--- Begin Data extract ---

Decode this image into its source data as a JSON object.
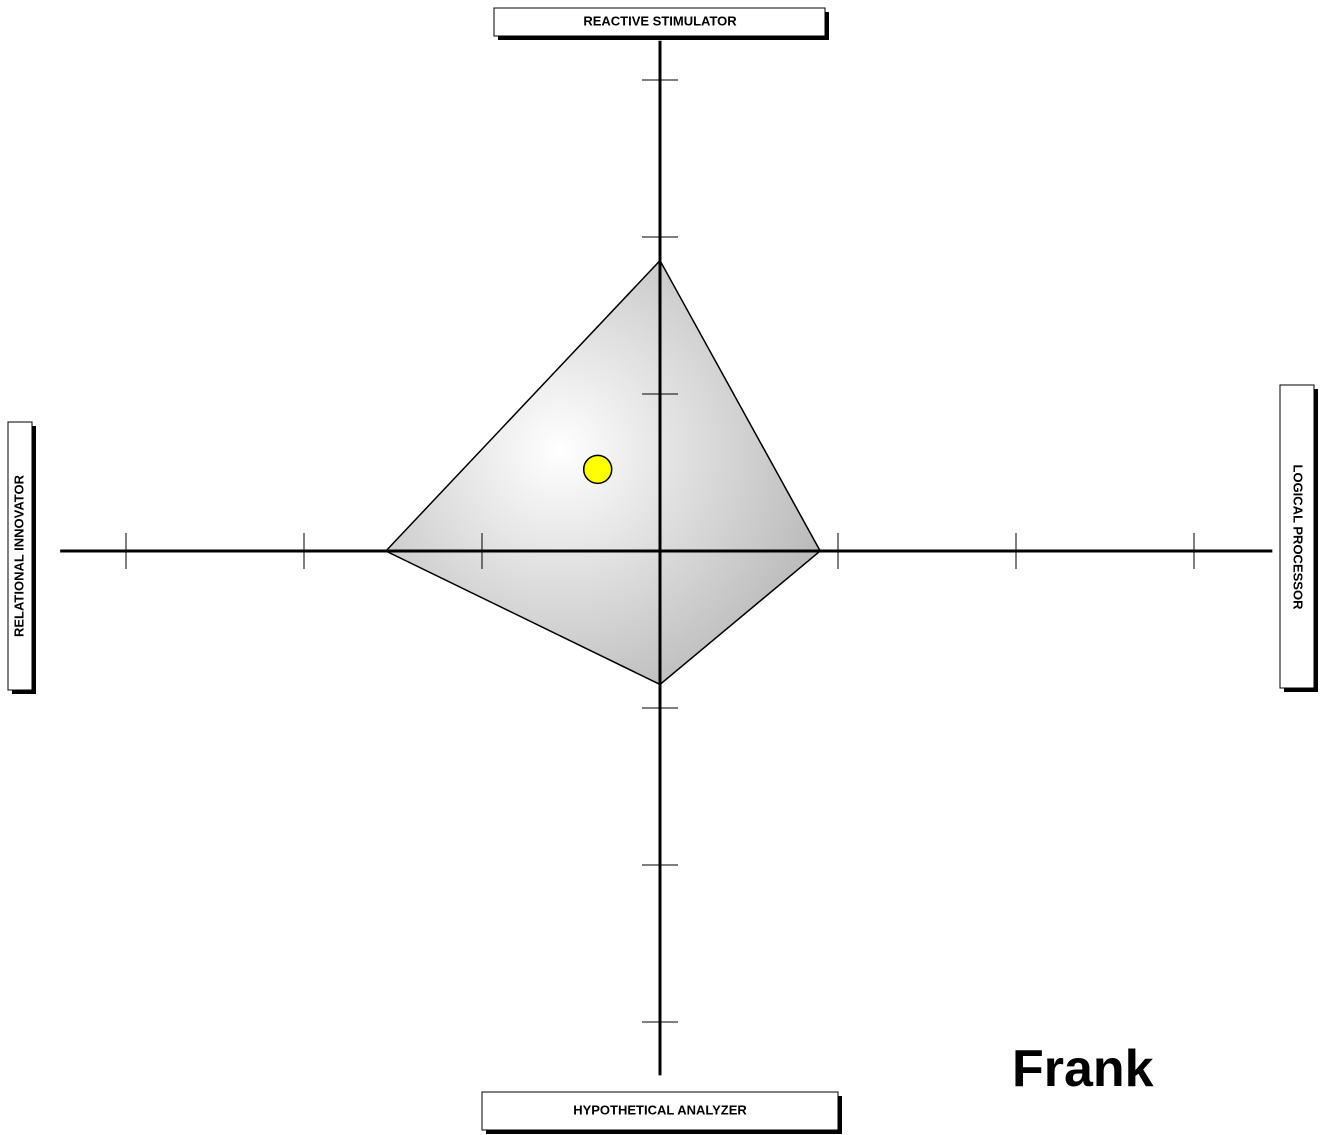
{
  "chart_data": {
    "type": "quadrant-profile",
    "name": "Frank",
    "ticks": [
      1,
      2,
      3
    ],
    "axes": [
      {
        "label": "REACTIVE STIMULATOR",
        "value": 1.85,
        "lim": 3.25
      },
      {
        "label": "LOGICAL PROCESSOR",
        "value": 0.9,
        "lim": 3.44
      },
      {
        "label": "HYPOTHETICAL ANALYZER",
        "value": 0.85,
        "lim": 3.34
      },
      {
        "label": "RELATIONAL INNOVATOR",
        "value": 1.54,
        "lim": 3.37
      }
    ],
    "point": {
      "x": -0.35,
      "y": 0.52,
      "color": "#ffff00"
    },
    "fill": "#b4b4b4"
  }
}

--- End Data extract ---

**Problem statement:** Make an exact copy of all the material, but keep the pictures out of it.

**Correct result:**
Decode this image into its source data as a JSON object.
{
  "chart_data": {
    "type": "quadrant-profile",
    "name": "Frank",
    "ticks": [
      1,
      2,
      3
    ],
    "axes": [
      {
        "label": "REACTIVE STIMULATOR",
        "value": 1.85,
        "lim": 3.25
      },
      {
        "label": "LOGICAL PROCESSOR",
        "value": 0.9,
        "lim": 3.44
      },
      {
        "label": "HYPOTHETICAL ANALYZER",
        "value": 0.85,
        "lim": 3.34
      },
      {
        "label": "RELATIONAL INNOVATOR",
        "value": 1.54,
        "lim": 3.37
      }
    ],
    "point": {
      "x": -0.35,
      "y": 0.52,
      "color": "#ffff00"
    },
    "fill": "#b4b4b4"
  }
}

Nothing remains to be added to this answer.